Given request> The lines to transcribe begin with the one containing "What text is on this page?" and end with the last line below; reproduce them exactly, without the pictures.
**** Provided records
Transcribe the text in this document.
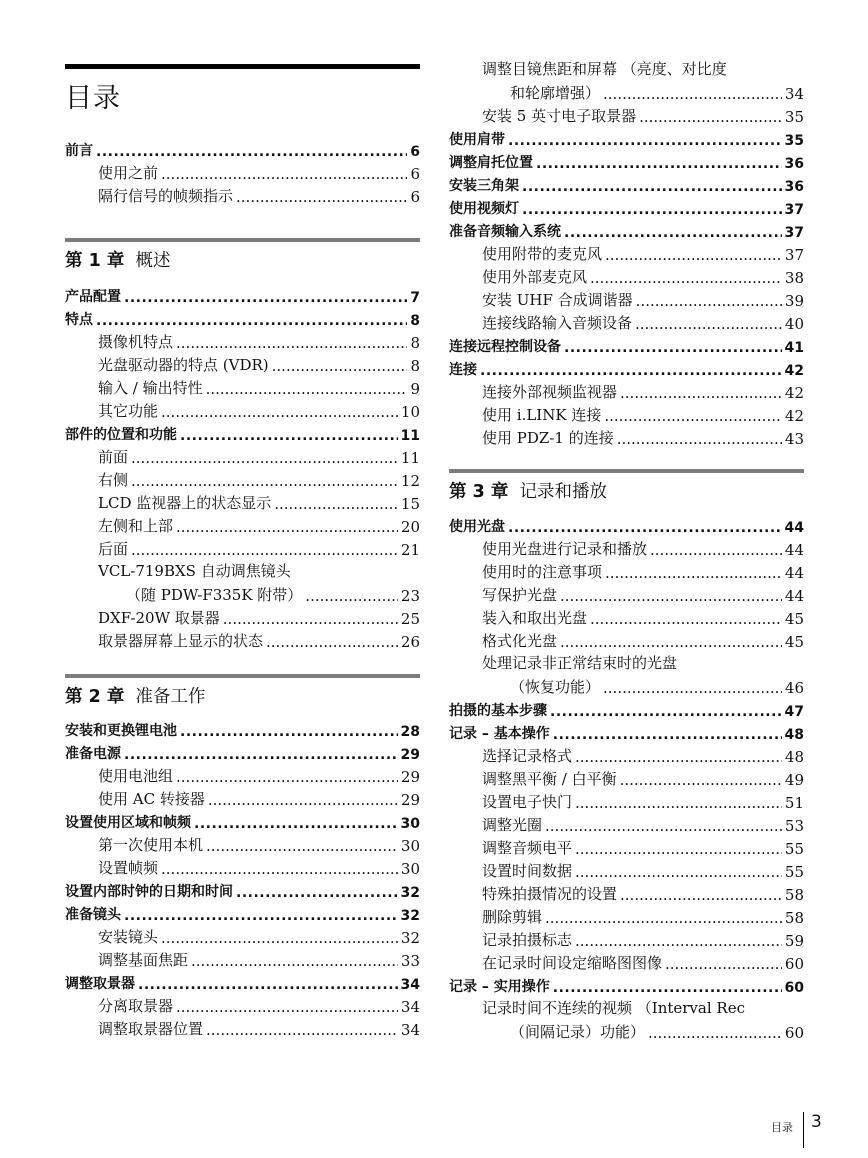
目录
前言 .....	6
使用之前 .....	6
隔行信号的帧频指示 .....	6
第 1 章 概述
产品配置 .....	7
特点 .....	8
摄像机特点 .....	8
光盘驱动器的特点 (VDR) .....	8
输入 / 输出特性 .....	9
其它功能 .....	10
部件的位置和功能 .....	11
前面 .....	11
右侧 .....	12
LCD 监视器上的状态显示 .....	15
左侧和上部 .....	20
后面 .....	21
VCL-719BXS 自动调焦镜头
（随 PDW-F335K 附带） .....	23
DXF-20W 取景器 .....	25
取景器屏幕上显示的状态 .....	26
第 2 章 准备工作
安装和更换锂电池 .....	28
准备电源 .....	29
使用电池组 .....	29
使用 AC 转接器 .....	29
设置使用区域和帧频 .....	30
第一次使用本机 .....	30
设置帧频 .....	30
设置内部时钟的日期和时间 .....	32
准备镜头 .....	32
安装镜头 .....	32
调整基面焦距 .....	33
调整取景器 .....	34
分离取景器 .....	34
调整取景器位置 .....	34
调整目镜焦距和屏幕 （亮度、对比度
和轮廓增强） .....	34
安装 5 英寸电子取景器 .....	35
使用肩带 .....	35
调整肩托位置 .....	36
安装三角架 .....	36
使用视频灯 .....	37
准备音频输入系统 .....	37
使用附带的麦克风 .....	37
使用外部麦克风 .....	38
安装 UHF 合成调谐器 .....	39
连接线路输入音频设备 .....	40
连接远程控制设备 .....	41
连接 .....	42
连接外部视频监视器 .....	42
使用 i.LINK 连接 .....	42
使用 PDZ-1 的连接 .....	43
第 3 章 记录和播放
使用光盘 .....	44
使用光盘进行记录和播放 .....	44
使用时的注意事项 .....	44
写保护光盘 .....	44
装入和取出光盘 .....	45
格式化光盘 .....	45
处理记录非正常结束时的光盘
（恢复功能） .....	46
拍摄的基本步骤 .....	47
记录 – 基本操作 .....	48
选择记录格式 .....	48
调整黑平衡 / 白平衡 .....	49
设置电子快门 .....	51
调整光圈 .....	53
调整音频电平 .....	55
设置时间数据 .....	55
特殊拍摄情况的设置 .....	58
删除剪辑 .....	58
记录拍摄标志 .....	59
在记录时间设定缩略图图像 .....	60
记录 – 实用操作 .....	60
记录时间不连续的视频 （Interval Rec
（间隔记录）功能） .....	60
目录 3
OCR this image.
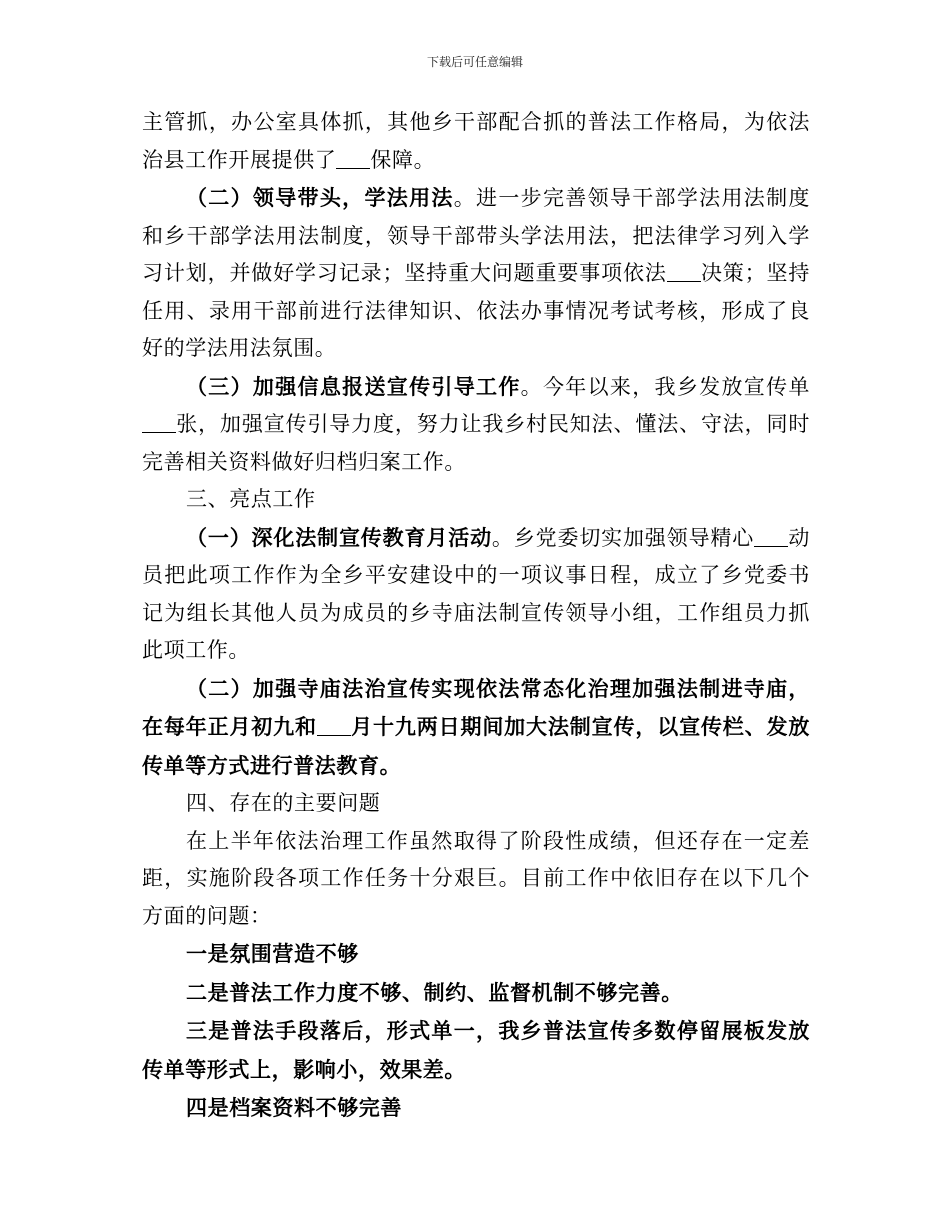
下载后可任意编辑

主管抓，办公室具体抓，其他乡干部配合抓的普法工作格局，为依法治县工作开展提供了 保障。

（二）领导带头，学法用法。进一步完善领导干部学法用法制度和乡干部学法用法制度，领导干部带头学法用法，把法律学习列入学习计划，并做好学习记录；坚持重大问题重要事项依法 决策；坚持任用、录用干部前进行法律知识、依法办事情况考试考核，形成了良好的学法用法氛围。

（三）加强信息报送宣传引导工作。今年以来，我乡发放宣传单张，加强宣传引导力度，努力让我乡村民知法、懂法、守法，同时完善相关资料做好归档归案工作。

三、亮点工作

（一）深化法制宣传教育月活动。乡党委切实加强领导精心 动员把此项工作作为全乡平安建设中的一项议事日程，成立了乡党委书记为组长其他人员为成员的乡寺庙法制宣传领导小组，工作组员力抓此项工作。

（二）加强寺庙法治宣传实现依法常态化治理加强法制进寺庙，在每年正月初九和 月十九两日期间加大法制宣传，以宣传栏、发放传单等方式进行普法教育。

四、存在的主要问题

在上半年依法治理工作虽然取得了阶段性成绩，但还存在一定差距，实施阶段各项工作任务十分艰巨。目前工作中依旧存在以下几个方面的问题：

一是氛围营造不够

二是普法工作力度不够、制约、监督机制不够完善。

三是普法手段落后，形式单一，我乡普法宣传多数停留展板发放传单等形式上，影响小，效果差。

四是档案资料不够完善
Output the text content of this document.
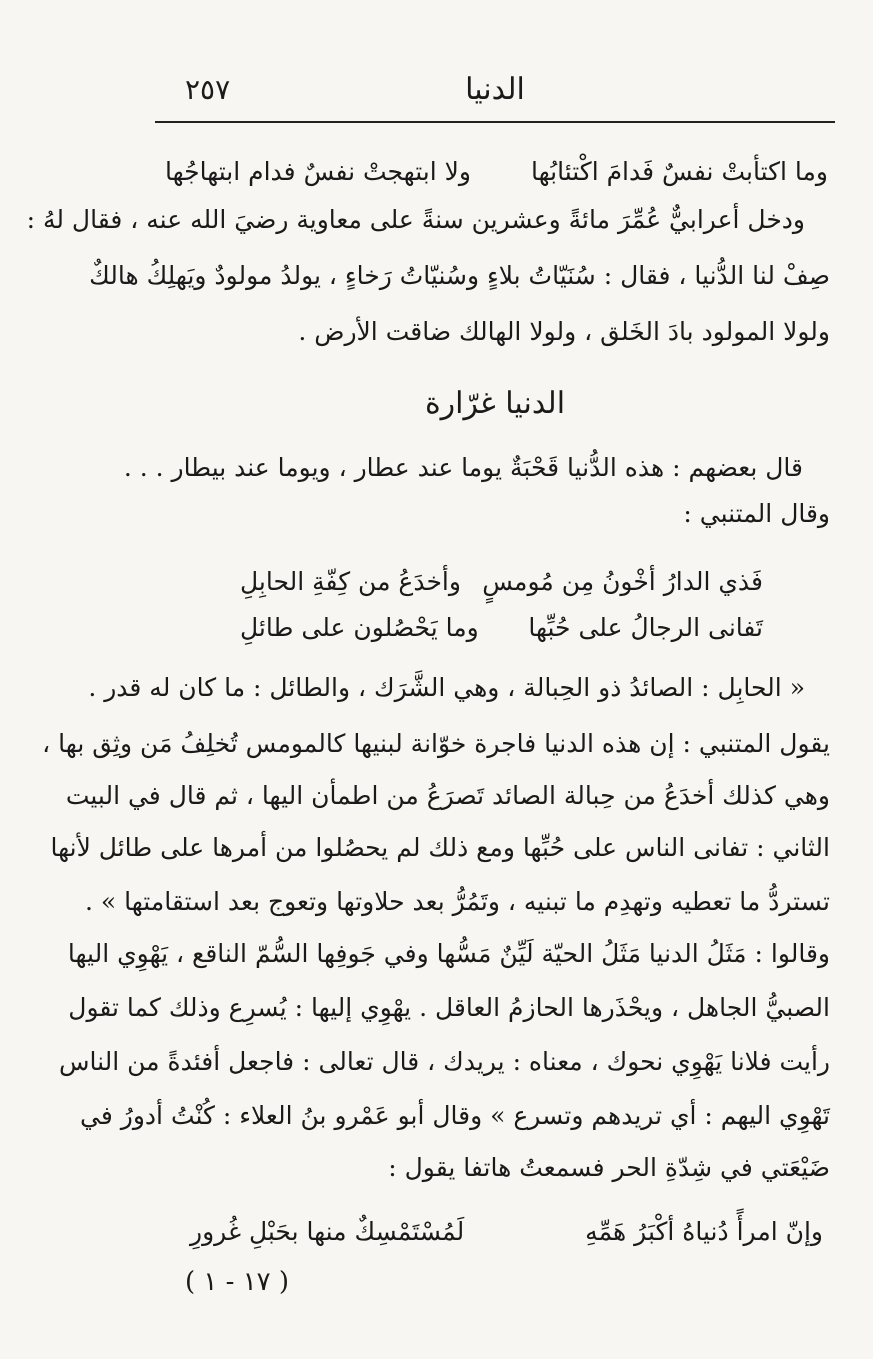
الدنيا
٢٥٧
وما اكتأبتْ نفسٌ فَدامَ اكْتئابُها
ولا ابتهجتْ نفسٌ فدام ابتهاجُها
ودخل أعرابيٌّ عُمِّرَ مائةً وعشرين سنةً على معاوية رضيَ الله عنه ، فقال لهُ :
صِفْ لنا الدُّنيا ، فقال : سُنَيّاتُ بلاءٍ وسُنيّاتُ رَخاءٍ ، يولدُ مولودٌ ويَهلِكُ هالكٌ
ولولا المولود بادَ الخَلق ، ولولا الهالك ضاقت الأرض .
الدنيا غرّارة
قال بعضهم : هذه الدُّنيا قَحْبَةٌ يوما عند عطار ، ويوما عند بيطار . . .
وقال المتنبي :
فَذي الدارُ أخْونُ مِن مُومسٍ
وأخدَعُ من كِفّةِ الحابِلِ
تَفانى الرجالُ على حُبِّها
وما يَحْصُلون على طائلِ
« الحابِل : الصائدُ ذو الحِبالة ، وهي الشَّرَك ، والطائل : ما كان له قدر .
يقول المتنبي : إن هذه الدنيا فاجرة خوّانة لبنيها كالمومس تُخلِفُ مَن وثِق بها ،
وهي كذلك أخدَعُ من حِبالة الصائد تَصرَعُ من اطمأن اليها ، ثم قال في البيت
الثاني : تفانى الناس على حُبِّها ومع ذلك لم يحصُلوا من أمرها على طائل لأنها
تستردُّ ما تعطيه وتهدِم ما تبنيه ، وتَمُرُّ بعد حلاوتها وتعوج بعد استقامتها » .
وقالوا : مَثَلُ الدنيا مَثَلُ الحيّة لَيِّنٌ مَسُّها وفي جَوفِها السُّمّ الناقع ، يَهْوِي اليها
الصبيُّ الجاهل ، ويحْذَرها الحازمُ العاقل . يهْوِي إليها : يُسرِع وذلك كما تقول
رأيت فلانا يَهْوِي نحوك ، معناه : يريدك ، قال تعالى : فاجعل أفئدةً من الناس
تَهْوِي اليهم : أي تريدهم وتسرع » وقال أبو عَمْرو بنُ العلاء : كُنْتُ أدورُ في
ضَيْعَتي في شِدّةِ الحر فسمعتُ هاتفا يقول :
وإنّ امرأً دُنياهُ أكْبَرُ هَمِّهِ
لَمُسْتَمْسِكٌ منها بحَبْلِ غُرورِ
( ١٧ - ١ )
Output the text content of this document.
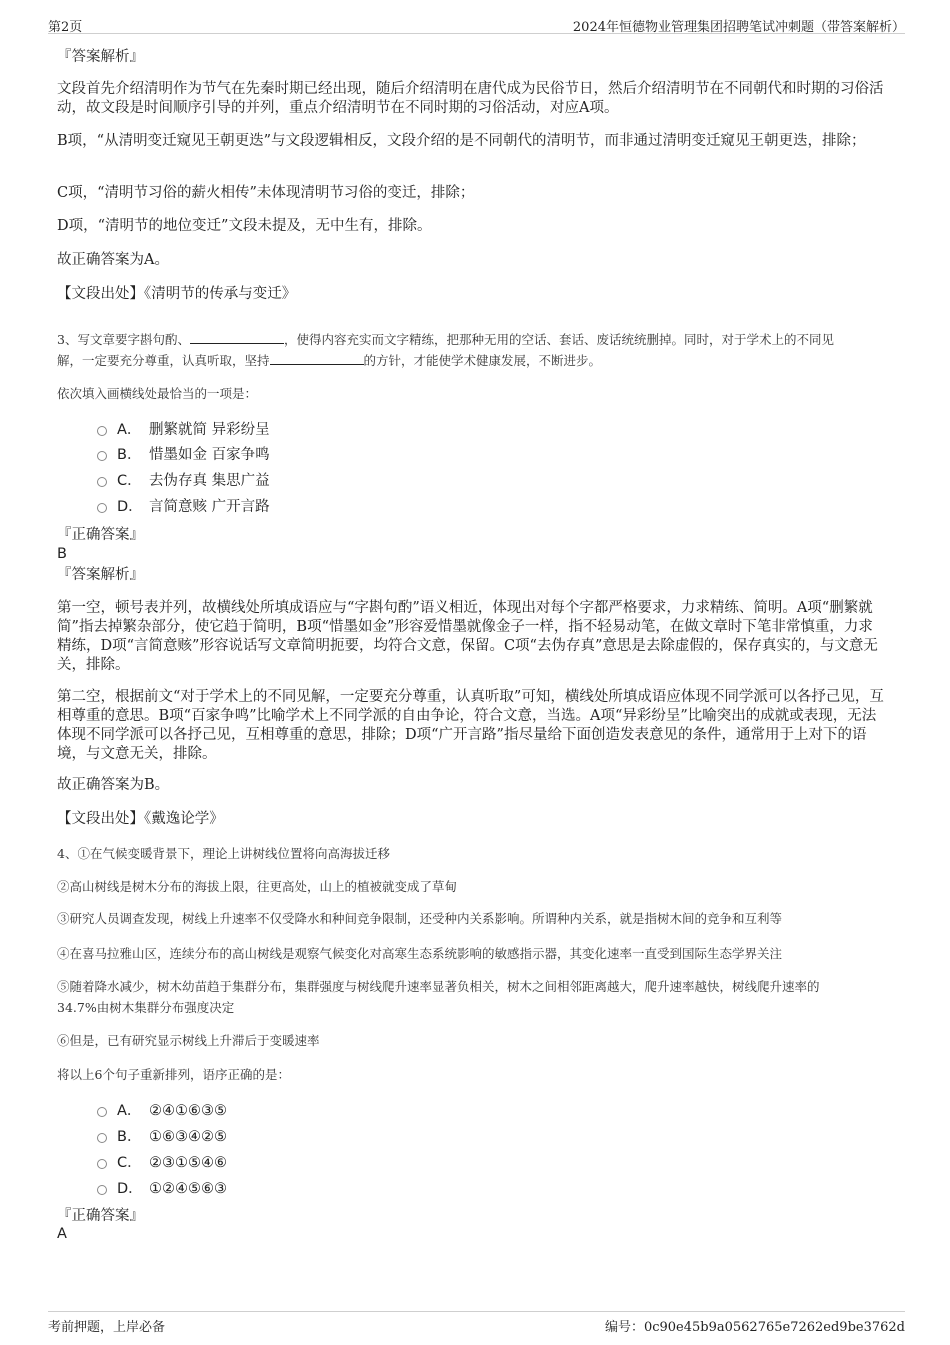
第2页	2024年恒德物业管理集团招聘笔试冲刺题（带答案解析）
『答案解析』
文段首先介绍清明作为节气在先秦时期已经出现，随后介绍清明在唐代成为民俗节日，然后介绍清明节在不同朝代和时期的习俗活动，故文段是时间顺序引导的并列，重点介绍清明节在不同时期的习俗活动，对应A项。
B项，“从清明变迁窥见王朝更迭”与文段逻辑相反，文段介绍的是不同朝代的清明节，而非通过清明变迁窥见王朝更迭，排除；
C项，“清明节习俗的薪火相传”未体现清明节习俗的变迁，排除；
D项，“清明节的地位变迁”文段未提及，无中生有，排除。
故正确答案为A。
【文段出处】《清明节的传承与变迁》
3、写文章要字斟句酌、	，使得内容充实而文字精练，把那种无用的空话、套话、废话统统删掉。同时，对于学术上的不同见
解，一定要充分尊重，认真听取，坚持	的方针，才能使学术健康发展，不断进步。
依次填入画横线处最恰当的一项是：
A． 删繁就简 异彩纷呈
B． 惜墨如金 百家争鸣
C． 去伪存真 集思广益
D． 言简意赅 广开言路
『正确答案』
B
『答案解析』
第一空，顿号表并列，故横线处所填成语应与“字斟句酌”语义相近，体现出对每个字都严格要求，力求精练、简明。A项“删繁就简”指去掉繁杂部分，使它趋于简明，B项“惜墨如金”形容爱惜墨就像金子一样，指不轻易动笔，在做文章时下笔非常慎重，力求精练，D项“言简意赅”形容说话写文章简明扼要，均符合文意，保留。C项“去伪存真”意思是去除虚假的，保存真实的，与文意无关，排除。
第二空，根据前文“对于学术上的不同见解，一定要充分尊重，认真听取”可知，横线处所填成语应体现不同学派可以各抒己见，互相尊重的意思。B项“百家争鸣”比喻学术上不同学派的自由争论，符合文意，当选。A项“异彩纷呈”比喻突出的成就或表现，无法体现不同学派可以各抒己见，互相尊重的意思，排除；D项“广开言路”指尽量给下面创造发表意见的条件，通常用于上对下的语境，与文意无关，排除。
故正确答案为B。
【文段出处】《戴逸论学》
4、①在气候变暖背景下，理论上讲树线位置将向高海拔迁移
②高山树线是树木分布的海拔上限，往更高处，山上的植被就变成了草甸
③研究人员调查发现，树线上升速率不仅受降水和种间竞争限制，还受种内关系影响。所谓种内关系，就是指树木间的竞争和互利等
④在喜马拉雅山区，连续分布的高山树线是观察气候变化对高寒生态系统影响的敏感指示器，其变化速率一直受到国际生态学界关注
⑤随着降水减少，树木幼苗趋于集群分布，集群强度与树线爬升速率显著负相关，树木之间相邻距离越大，爬升速率越快，树线爬升速率的
34.7%由树木集群分布强度决定
⑥但是，已有研究显示树线上升滞后于变暖速率
将以上6个句子重新排列，语序正确的是：
A． ②④①⑥③⑤
B． ①⑥③④②⑤
C． ②③①⑤④⑥
D． ①②④⑤⑥③
『正确答案』
A
考前押题，上岸必备	编号：0c90e45b9a0562765e7262ed9be3762d
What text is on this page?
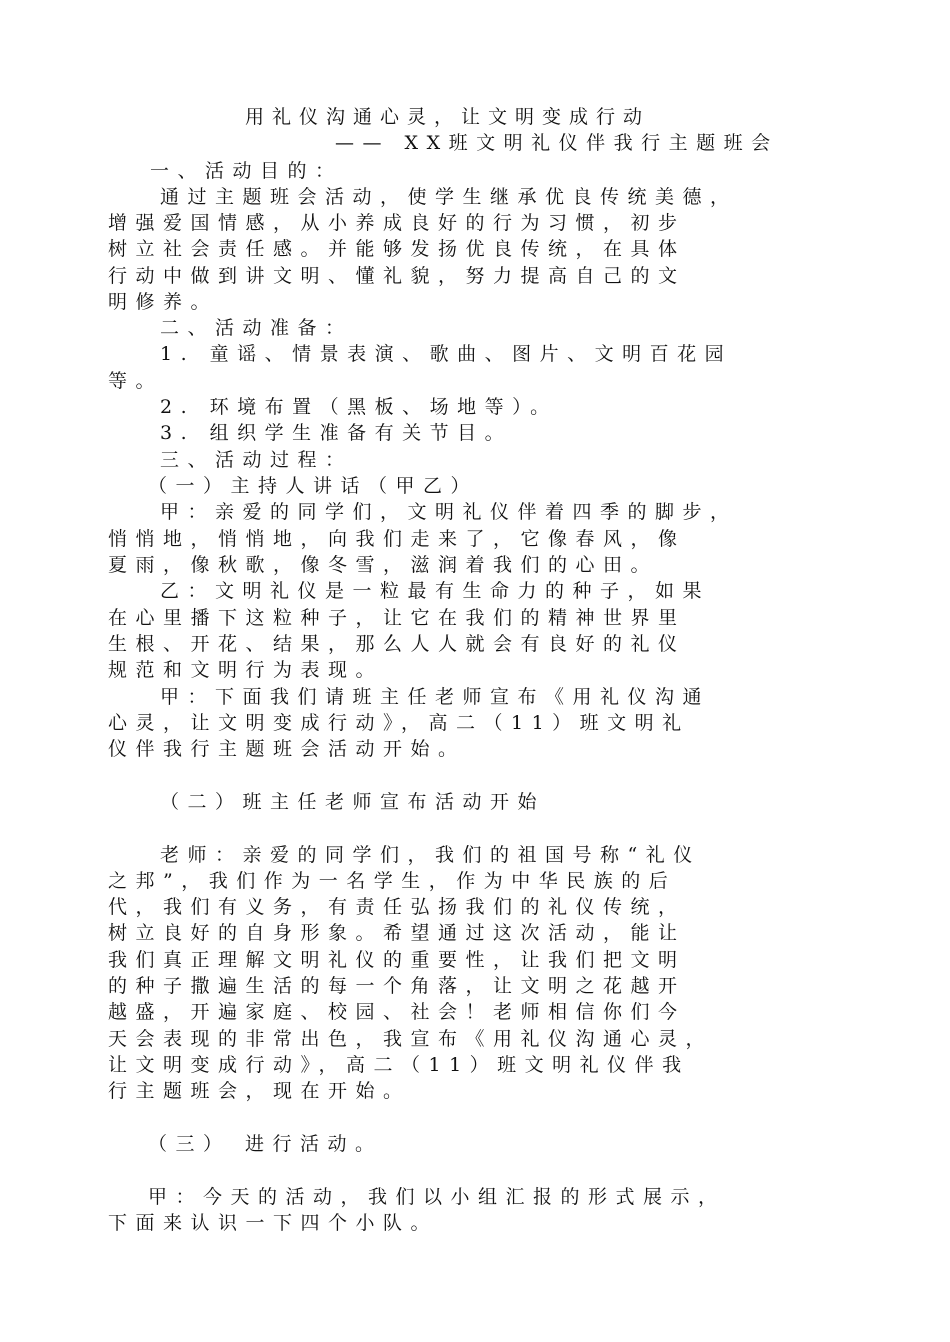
用礼仪沟通心灵，让文明变成行动
—— XX班文明礼仪伴我行主题班会
一、活动目的：
通过主题班会活动，使学生继承优良传统美德，
增强爱国情感，从小养成良好的行为习惯，初步
树立社会责任感。并能够发扬优良传统，在具体
行动中做到讲文明、懂礼貌，努力提高自己的文
明修养。
二、活动准备：
1. 童谣、情景表演、歌曲、图片、文明百花园
等。
2. 环境布置（黑板、场地等）。
3. 组织学生准备有关节目。
三、活动过程：
（一）主持人讲话（甲乙）
甲：亲爱的同学们，文明礼仪伴着四季的脚步，
悄悄地，悄悄地，向我们走来了，它像春风，像
夏雨，像秋歌，像冬雪，滋润着我们的心田。
乙：文明礼仪是一粒最有生命力的种子，如果
在心里播下这粒种子，让它在我们的精神世界里
生根、开花、结果，那么人人就会有良好的礼仪
规范和文明行为表现。
甲：下面我们请班主任老师宣布《用礼仪沟通
心灵，让文明变成行动》，高二（11）班文明礼
仪伴我行主题班会活动开始。
（二）班主任老师宣布活动开始
老师：亲爱的同学们，我们的祖国号称“礼仪
之邦”，我们作为一名学生，作为中华民族的后
代，我们有义务，有责任弘扬我们的礼仪传统，
树立良好的自身形象。希望通过这次活动，能让
我们真正理解文明礼仪的重要性，让我们把文明
的种子撒遍生活的每一个角落，让文明之花越开
越盛，开遍家庭、校园、社会！老师相信你们今
天会表现的非常出色，我宣布《用礼仪沟通心灵，
让文明变成行动》，高二（11）班文明礼仪伴我
行主题班会，现在开始。
（三） 进行活动。
甲：今天的活动，我们以小组汇报的形式展示，
下面来认识一下四个小队。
********
Correct answer>
What text is on this page?
用礼仪沟通心灵，让文明变成行动
—— XX班文明礼仪伴我行主题班会
一、活动目的：
通过主题班会活动，使学生继承优良传统美德，
增强爱国情感，从小养成良好的行为习惯，初步
树立社会责任感。并能够发扬优良传统，在具体
行动中做到讲文明、懂礼貌，努力提高自己的文
明修养。
二、活动准备：
1. 童谣、情景表演、歌曲、图片、文明百花园
等。
2. 环境布置（黑板、场地等）。
3. 组织学生准备有关节目。
三、活动过程：
（一）主持人讲话（甲乙）
甲：亲爱的同学们，文明礼仪伴着四季的脚步，
悄悄地，悄悄地，向我们走来了，它像春风，像
夏雨，像秋歌，像冬雪，滋润着我们的心田。
乙：文明礼仪是一粒最有生命力的种子，如果
在心里播下这粒种子，让它在我们的精神世界里
生根、开花、结果，那么人人就会有良好的礼仪
规范和文明行为表现。
甲：下面我们请班主任老师宣布《用礼仪沟通
心灵，让文明变成行动》，高二（11）班文明礼
仪伴我行主题班会活动开始。
（二）班主任老师宣布活动开始
老师：亲爱的同学们，我们的祖国号称“礼仪
之邦”，我们作为一名学生，作为中华民族的后
代，我们有义务，有责任弘扬我们的礼仪传统，
树立良好的自身形象。希望通过这次活动，能让
我们真正理解文明礼仪的重要性，让我们把文明
的种子撒遍生活的每一个角落，让文明之花越开
越盛，开遍家庭、校园、社会！老师相信你们今
天会表现的非常出色，我宣布《用礼仪沟通心灵，
让文明变成行动》，高二（11）班文明礼仪伴我
行主题班会，现在开始。
（三） 进行活动。
甲：今天的活动，我们以小组汇报的形式展示，
下面来认识一下四个小队。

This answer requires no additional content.